## [Challenge]
Identify all lines below that hold "this" and collect them.

## [Source data]
────

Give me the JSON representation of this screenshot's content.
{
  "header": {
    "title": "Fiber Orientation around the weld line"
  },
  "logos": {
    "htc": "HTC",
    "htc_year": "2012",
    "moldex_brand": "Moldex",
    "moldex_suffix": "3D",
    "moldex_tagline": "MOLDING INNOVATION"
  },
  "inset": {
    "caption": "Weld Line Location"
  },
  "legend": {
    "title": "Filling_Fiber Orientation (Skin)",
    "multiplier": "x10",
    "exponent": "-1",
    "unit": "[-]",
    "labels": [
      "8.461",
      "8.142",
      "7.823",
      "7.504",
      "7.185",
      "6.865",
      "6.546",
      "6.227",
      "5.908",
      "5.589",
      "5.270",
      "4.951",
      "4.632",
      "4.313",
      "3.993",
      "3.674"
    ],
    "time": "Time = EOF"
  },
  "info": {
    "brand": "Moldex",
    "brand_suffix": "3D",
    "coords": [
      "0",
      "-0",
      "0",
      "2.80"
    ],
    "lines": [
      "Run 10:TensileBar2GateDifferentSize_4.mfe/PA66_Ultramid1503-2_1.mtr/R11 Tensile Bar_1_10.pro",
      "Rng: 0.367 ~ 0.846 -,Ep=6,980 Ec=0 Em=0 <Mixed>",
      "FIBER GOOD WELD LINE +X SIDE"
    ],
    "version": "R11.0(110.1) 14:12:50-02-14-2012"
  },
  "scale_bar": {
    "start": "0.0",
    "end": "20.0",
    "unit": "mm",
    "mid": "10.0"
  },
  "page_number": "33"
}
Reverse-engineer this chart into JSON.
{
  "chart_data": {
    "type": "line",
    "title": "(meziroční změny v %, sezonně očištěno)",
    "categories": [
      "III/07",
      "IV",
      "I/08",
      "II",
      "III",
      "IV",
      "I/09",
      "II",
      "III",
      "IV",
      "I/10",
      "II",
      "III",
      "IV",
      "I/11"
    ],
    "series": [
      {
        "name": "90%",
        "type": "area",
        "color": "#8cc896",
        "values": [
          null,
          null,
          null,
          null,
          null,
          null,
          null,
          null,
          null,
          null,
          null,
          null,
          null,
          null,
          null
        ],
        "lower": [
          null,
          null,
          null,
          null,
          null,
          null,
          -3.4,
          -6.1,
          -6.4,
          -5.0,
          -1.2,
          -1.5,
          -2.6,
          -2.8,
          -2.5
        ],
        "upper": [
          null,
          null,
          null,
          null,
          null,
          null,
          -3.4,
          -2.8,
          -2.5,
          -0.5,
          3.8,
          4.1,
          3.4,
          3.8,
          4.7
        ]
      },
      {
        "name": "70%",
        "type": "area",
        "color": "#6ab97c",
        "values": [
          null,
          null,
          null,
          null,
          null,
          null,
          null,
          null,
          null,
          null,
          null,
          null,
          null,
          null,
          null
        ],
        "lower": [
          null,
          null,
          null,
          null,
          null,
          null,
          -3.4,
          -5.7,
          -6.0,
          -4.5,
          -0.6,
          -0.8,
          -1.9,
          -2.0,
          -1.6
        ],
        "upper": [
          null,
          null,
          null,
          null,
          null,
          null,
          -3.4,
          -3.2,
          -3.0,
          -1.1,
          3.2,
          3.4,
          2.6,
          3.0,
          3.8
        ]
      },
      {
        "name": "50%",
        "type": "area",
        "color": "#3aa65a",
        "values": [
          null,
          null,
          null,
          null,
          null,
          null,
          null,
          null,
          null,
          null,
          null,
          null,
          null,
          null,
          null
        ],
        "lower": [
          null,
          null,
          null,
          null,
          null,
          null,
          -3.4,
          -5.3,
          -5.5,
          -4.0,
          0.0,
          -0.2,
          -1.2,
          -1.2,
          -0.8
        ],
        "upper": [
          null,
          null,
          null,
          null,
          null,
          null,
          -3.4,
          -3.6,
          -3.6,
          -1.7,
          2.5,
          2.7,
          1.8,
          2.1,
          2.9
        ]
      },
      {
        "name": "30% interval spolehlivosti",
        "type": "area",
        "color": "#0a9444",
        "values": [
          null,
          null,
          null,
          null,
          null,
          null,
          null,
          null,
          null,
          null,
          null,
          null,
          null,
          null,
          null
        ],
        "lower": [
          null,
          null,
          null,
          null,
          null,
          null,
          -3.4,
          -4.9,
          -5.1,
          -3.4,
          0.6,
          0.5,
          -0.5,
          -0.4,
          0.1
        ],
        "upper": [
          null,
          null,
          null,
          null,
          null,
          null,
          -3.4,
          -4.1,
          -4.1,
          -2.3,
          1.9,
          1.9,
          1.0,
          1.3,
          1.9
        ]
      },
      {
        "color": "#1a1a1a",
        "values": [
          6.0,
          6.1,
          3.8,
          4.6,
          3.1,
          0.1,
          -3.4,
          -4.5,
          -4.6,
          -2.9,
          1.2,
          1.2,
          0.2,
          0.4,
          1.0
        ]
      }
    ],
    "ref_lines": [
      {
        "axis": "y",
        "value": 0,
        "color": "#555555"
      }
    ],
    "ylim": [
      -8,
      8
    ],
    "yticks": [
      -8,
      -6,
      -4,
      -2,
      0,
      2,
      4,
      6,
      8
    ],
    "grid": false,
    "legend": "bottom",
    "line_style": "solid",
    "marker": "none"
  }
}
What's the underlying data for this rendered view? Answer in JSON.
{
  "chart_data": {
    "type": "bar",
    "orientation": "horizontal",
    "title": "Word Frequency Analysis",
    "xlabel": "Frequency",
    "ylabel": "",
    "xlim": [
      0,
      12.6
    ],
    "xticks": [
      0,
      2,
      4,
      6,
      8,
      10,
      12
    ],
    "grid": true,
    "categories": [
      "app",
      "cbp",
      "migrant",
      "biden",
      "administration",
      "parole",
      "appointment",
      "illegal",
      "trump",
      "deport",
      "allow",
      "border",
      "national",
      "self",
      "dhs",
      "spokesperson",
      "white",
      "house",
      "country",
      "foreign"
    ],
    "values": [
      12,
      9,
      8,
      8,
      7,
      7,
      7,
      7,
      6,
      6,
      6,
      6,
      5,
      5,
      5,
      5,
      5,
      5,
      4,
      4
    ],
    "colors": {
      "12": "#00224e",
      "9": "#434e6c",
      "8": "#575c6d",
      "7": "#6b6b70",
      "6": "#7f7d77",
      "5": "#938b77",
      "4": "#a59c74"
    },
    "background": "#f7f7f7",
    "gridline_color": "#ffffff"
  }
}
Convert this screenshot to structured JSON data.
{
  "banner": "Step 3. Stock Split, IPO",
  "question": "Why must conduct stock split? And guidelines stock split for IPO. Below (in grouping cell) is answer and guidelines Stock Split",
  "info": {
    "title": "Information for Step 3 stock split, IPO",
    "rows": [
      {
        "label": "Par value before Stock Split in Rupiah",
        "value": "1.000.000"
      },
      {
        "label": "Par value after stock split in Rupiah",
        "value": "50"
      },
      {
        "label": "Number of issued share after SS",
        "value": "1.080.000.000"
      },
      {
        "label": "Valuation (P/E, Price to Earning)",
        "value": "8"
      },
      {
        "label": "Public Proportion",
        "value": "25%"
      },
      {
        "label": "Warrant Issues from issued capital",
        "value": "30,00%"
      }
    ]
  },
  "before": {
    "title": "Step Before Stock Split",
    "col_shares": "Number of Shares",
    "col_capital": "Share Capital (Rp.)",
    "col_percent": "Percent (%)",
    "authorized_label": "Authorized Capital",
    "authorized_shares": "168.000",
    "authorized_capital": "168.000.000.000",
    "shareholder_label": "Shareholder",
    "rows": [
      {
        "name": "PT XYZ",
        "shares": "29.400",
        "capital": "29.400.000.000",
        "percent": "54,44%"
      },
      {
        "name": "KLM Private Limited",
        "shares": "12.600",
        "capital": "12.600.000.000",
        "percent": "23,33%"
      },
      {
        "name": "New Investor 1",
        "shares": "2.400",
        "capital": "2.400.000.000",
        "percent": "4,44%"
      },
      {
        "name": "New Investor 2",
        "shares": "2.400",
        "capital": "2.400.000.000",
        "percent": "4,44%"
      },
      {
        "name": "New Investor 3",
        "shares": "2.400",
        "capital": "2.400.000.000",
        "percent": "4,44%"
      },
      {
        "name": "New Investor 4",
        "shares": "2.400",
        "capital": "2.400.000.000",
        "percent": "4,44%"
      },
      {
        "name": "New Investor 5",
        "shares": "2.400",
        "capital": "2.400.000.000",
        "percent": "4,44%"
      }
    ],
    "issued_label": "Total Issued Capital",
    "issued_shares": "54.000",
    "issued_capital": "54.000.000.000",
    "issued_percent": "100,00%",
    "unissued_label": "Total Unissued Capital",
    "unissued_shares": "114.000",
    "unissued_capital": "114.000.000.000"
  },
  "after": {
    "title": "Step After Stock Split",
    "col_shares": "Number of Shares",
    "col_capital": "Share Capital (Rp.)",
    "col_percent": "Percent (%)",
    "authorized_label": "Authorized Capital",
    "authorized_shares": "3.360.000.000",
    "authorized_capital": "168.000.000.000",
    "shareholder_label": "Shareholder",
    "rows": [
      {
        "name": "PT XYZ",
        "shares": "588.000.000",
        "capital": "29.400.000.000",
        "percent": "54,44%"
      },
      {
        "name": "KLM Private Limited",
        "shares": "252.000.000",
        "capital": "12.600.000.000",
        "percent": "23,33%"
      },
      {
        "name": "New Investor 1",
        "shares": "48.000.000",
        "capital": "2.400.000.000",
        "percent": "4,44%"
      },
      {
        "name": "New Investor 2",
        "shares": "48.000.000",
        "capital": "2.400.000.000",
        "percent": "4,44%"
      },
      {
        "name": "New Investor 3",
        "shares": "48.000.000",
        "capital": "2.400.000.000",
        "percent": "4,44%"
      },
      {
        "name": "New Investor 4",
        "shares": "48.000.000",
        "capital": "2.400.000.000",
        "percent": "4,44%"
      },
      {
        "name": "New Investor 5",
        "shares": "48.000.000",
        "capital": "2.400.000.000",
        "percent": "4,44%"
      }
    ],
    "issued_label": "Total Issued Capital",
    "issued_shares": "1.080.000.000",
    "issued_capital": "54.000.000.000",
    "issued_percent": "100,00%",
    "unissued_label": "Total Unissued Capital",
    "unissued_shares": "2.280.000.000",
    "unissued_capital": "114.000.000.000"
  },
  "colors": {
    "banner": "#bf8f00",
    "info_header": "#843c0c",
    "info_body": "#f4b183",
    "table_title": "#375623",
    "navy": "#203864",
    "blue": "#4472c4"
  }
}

────

## [Worked solution]
Give me the JSON representation of this screenshot's content.
Reverse-engineer this chart into JSON.
What's the underlying data for this rendered view? Answer in JSON.
Convert this screenshot to structured JSON data.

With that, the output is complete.